GIVEN RECORDS
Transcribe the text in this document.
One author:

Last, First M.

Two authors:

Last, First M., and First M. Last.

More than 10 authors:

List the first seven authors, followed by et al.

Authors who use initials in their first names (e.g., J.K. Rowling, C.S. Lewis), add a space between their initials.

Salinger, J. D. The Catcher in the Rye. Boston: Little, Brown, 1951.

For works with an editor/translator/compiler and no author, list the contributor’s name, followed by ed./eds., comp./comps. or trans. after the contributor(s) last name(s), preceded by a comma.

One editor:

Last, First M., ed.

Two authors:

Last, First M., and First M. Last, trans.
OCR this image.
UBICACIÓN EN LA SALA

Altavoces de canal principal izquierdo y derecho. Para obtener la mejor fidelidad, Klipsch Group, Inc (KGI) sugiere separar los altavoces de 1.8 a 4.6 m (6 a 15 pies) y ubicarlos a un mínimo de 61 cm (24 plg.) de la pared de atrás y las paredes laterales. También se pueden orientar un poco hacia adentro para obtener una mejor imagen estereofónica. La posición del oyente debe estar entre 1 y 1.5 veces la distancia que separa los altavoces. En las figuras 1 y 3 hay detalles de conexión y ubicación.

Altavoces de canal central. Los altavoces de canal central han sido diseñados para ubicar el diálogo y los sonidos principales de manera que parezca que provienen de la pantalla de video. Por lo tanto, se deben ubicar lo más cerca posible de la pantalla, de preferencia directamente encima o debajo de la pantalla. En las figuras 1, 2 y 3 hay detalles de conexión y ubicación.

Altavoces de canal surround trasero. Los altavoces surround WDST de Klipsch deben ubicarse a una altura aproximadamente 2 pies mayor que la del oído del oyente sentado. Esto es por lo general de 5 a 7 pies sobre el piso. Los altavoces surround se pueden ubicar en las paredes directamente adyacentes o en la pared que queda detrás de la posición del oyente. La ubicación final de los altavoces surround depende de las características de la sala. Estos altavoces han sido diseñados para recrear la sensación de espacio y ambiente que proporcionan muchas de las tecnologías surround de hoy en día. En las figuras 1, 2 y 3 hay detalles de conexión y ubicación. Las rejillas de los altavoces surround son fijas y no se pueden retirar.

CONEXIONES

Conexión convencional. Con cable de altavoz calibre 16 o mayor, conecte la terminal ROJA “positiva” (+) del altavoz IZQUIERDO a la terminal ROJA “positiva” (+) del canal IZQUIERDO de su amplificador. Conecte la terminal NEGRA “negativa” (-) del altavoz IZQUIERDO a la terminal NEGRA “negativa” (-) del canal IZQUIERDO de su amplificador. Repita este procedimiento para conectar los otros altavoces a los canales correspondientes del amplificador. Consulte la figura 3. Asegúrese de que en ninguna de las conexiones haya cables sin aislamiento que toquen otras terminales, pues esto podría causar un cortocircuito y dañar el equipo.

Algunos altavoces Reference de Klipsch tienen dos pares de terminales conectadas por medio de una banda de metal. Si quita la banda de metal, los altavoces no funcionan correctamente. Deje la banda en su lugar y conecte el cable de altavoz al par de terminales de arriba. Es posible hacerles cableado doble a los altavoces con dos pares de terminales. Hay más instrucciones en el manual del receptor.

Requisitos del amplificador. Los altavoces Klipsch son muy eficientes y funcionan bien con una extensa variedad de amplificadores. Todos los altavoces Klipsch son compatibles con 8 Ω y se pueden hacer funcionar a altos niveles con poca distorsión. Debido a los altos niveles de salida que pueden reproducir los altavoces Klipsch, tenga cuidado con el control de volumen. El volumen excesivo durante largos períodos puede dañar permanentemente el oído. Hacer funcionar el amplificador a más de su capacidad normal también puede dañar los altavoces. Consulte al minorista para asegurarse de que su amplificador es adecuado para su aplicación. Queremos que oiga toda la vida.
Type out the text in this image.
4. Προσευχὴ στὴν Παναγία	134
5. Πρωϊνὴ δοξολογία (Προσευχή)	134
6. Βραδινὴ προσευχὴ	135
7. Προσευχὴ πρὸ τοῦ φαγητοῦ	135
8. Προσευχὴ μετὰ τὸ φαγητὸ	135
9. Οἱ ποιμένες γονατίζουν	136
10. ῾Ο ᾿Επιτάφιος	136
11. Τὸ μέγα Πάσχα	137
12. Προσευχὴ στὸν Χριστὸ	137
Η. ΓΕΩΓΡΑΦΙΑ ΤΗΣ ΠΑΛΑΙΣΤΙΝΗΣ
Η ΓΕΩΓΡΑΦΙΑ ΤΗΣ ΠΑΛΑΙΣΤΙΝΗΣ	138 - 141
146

WHAT YOU HAVE TO DO
Repeat the material above in full, keeping every word.

ANSWER FOR THE TASK
Transcribe the text in this document.
One author:

Last, First M.

Two authors:

Last, First M., and First M. Last.

More than 10 authors:

List the first seven authors, followed by et al.

Authors who use initials in their first names (e.g., J.K. Rowling, C.S. Lewis), add a space between their initials.

Salinger, J. D. The Catcher in the Rye. Boston: Little, Brown, 1951.

For works with an editor/translator/compiler and no author, list the contributor’s name, followed by ed./eds., comp./comps. or trans. after the contributor(s) last name(s), preceded by a comma.

One editor:

Last, First M., ed.

Two authors:

Last, First M., and First M. Last, trans.
OCR this image.
UBICACIÓN EN LA SALA

Altavoces de canal principal izquierdo y derecho. Para obtener la mejor fidelidad, Klipsch Group, Inc (KGI) sugiere separar los altavoces de 1.8 a 4.6 m (6 a 15 pies) y ubicarlos a un mínimo de 61 cm (24 plg.) de la pared de atrás y las paredes laterales. También se pueden orientar un poco hacia adentro para obtener una mejor imagen estereofónica. La posición del oyente debe estar entre 1 y 1.5 veces la distancia que separa los altavoces. En las figuras 1 y 3 hay detalles de conexión y ubicación.

Altavoces de canal central. Los altavoces de canal central han sido diseñados para ubicar el diálogo y los sonidos principales de manera que parezca que provienen de la pantalla de video. Por lo tanto, se deben ubicar lo más cerca posible de la pantalla, de preferencia directamente encima o debajo de la pantalla. En las figuras 1, 2 y 3 hay detalles de conexión y ubicación.

Altavoces de canal surround trasero. Los altavoces surround WDST de Klipsch deben ubicarse a una altura aproximadamente 2 pies mayor que la del oído del oyente sentado. Esto es por lo general de 5 a 7 pies sobre el piso. Los altavoces surround se pueden ubicar en las paredes directamente adyacentes o en la pared que queda detrás de la posición del oyente. La ubicación final de los altavoces surround depende de las características de la sala. Estos altavoces han sido diseñados para recrear la sensación de espacio y ambiente que proporcionan muchas de las tecnologías surround de hoy en día. En las figuras 1, 2 y 3 hay detalles de conexión y ubicación. Las rejillas de los altavoces surround son fijas y no se pueden retirar.

CONEXIONES

Conexión convencional. Con cable de altavoz calibre 16 o mayor, conecte la terminal ROJA “positiva” (+) del altavoz IZQUIERDO a la terminal ROJA “positiva” (+) del canal IZQUIERDO de su amplificador. Conecte la terminal NEGRA “negativa” (-) del altavoz IZQUIERDO a la terminal NEGRA “negativa” (-) del canal IZQUIERDO de su amplificador. Repita este procedimiento para conectar los otros altavoces a los canales correspondientes del amplificador. Consulte la figura 3. Asegúrese de que en ninguna de las conexiones haya cables sin aislamiento que toquen otras terminales, pues esto podría causar un cortocircuito y dañar el equipo.

Algunos altavoces Reference de Klipsch tienen dos pares de terminales conectadas por medio de una banda de metal. Si quita la banda de metal, los altavoces no funcionan correctamente. Deje la banda en su lugar y conecte el cable de altavoz al par de terminales de arriba. Es posible hacerles cableado doble a los altavoces con dos pares de terminales. Hay más instrucciones en el manual del receptor.

Requisitos del amplificador. Los altavoces Klipsch son muy eficientes y funcionan bien con una extensa variedad de amplificadores. Todos los altavoces Klipsch son compatibles con 8 Ω y se pueden hacer funcionar a altos niveles con poca distorsión. Debido a los altos niveles de salida que pueden reproducir los altavoces Klipsch, tenga cuidado con el control de volumen. El volumen excesivo durante largos períodos puede dañar permanentemente el oído. Hacer funcionar el amplificador a más de su capacidad normal también puede dañar los altavoces. Consulte al minorista para asegurarse de que su amplificador es adecuado para su aplicación. Queremos que oiga toda la vida.
Type out the text in this image.
4. Προσευχὴ στὴν Παναγία	134
5. Πρωϊνὴ δοξολογία (Προσευχή)	134
6. Βραδινὴ προσευχὴ	135
7. Προσευχὴ πρὸ τοῦ φαγητοῦ	135
8. Προσευχὴ μετὰ τὸ φαγητὸ	135
9. Οἱ ποιμένες γονατίζουν	136
10. ῾Ο ᾿Επιτάφιος	136
11. Τὸ μέγα Πάσχα	137
12. Προσευχὴ στὸν Χριστὸ	137
Η. ΓΕΩΓΡΑΦΙΑ ΤΗΣ ΠΑΛΑΙΣΤΙΝΗΣ
Η ΓΕΩΓΡΑΦΙΑ ΤΗΣ ΠΑΛΑΙΣΤΙΝΗΣ	138 - 141
146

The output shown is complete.